**Aim of the exercise:** In the material below, find all lines with the string "v²B²dS" and copy them.

**Data excerpts:**
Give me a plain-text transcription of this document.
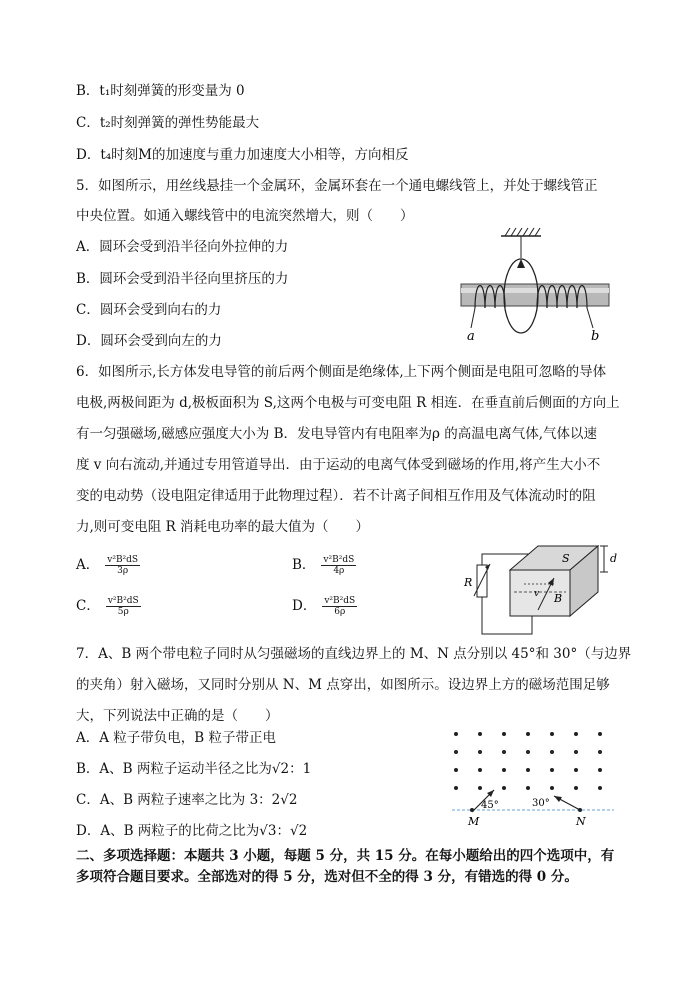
B．t₁时刻弹簧的形变量为 0
C．t₂时刻弹簧的弹性势能最大
D．t₄时刻M的加速度与重力加速度大小相等，方向相反
5．如图所示，用丝线悬挂一个金属环，金属环套在一个通电螺线管上，并处于螺线管正
中央位置。如通入螺线管中的电流突然增大，则（　　）
A．圆环会受到沿半径向外拉伸的力
B．圆环会受到沿半径向里挤压的力
C．圆环会受到向右的力
D．圆环会受到向左的力	a	b
6．如图所示,长方体发电导管的前后两个侧面是绝缘体,上下两个侧面是电阻可忽略的导体
电极,两极间距为 d,极板面积为 S,这两个电极与可变电阻 R 相连．在垂直前后侧面的方向上
有一匀强磁场,磁感应强度大小为 B．发电导管内有电阻率为ρ 的高温电离气体,气体以速
度 v 向右流动,并通过专用管道导出．由于运动的电离气体受到磁场的作用,将产生大小不
变的电动势（设电阻定律适用于此物理过程）．若不计离子间相互作用及气体流动时的阻
力,则可变电阻 R 消耗电功率的最大值为（　　）
A． $\frac{\text{v²B²dS}}{3\rho}$	B． $\frac{\text{v²B²dS}}{4\rho}$
C． $\frac{\text{v²B²dS}}{5\rho}$	D． $\frac{\text{v²B²dS}}{6\rho}$
R
S
v B
d
7．A、B 两个带电粒子同时从匀强磁场的直线边界上的 M、N 点分别以 45°和 30°（与边界
的夹角）射入磁场，又同时分别从 N、M 点穿出，如图所示。设边界上方的磁场范围足够
大，下列说法中正确的是（　　）
A．A 粒子带负电，B 粒子带正电
B．A、B 两粒子运动半径之比为√2：1
C．A、B 两粒子速率之比为 3：2√2
D．A、B 两粒子的比荷之比为√3：√2
45°	30°
M	N
二、多项选择题：本题共 3 小题，每题 5 分，共 15 分。在每小题给出的四个选项中，有
多项符合题目要求。全部选对的得 5 分，选对但不全的得 3 分，有错选的得 0 分。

**Answer for this exercise:**
A． $\frac{\text{v²B²dS}}{3\rho}$	B． $\frac{\text{v²B²dS}}{4\rho}$
C． $\frac{\text{v²B²dS}}{5\rho}$	D． $\frac{\text{v²B²dS}}{6\rho}$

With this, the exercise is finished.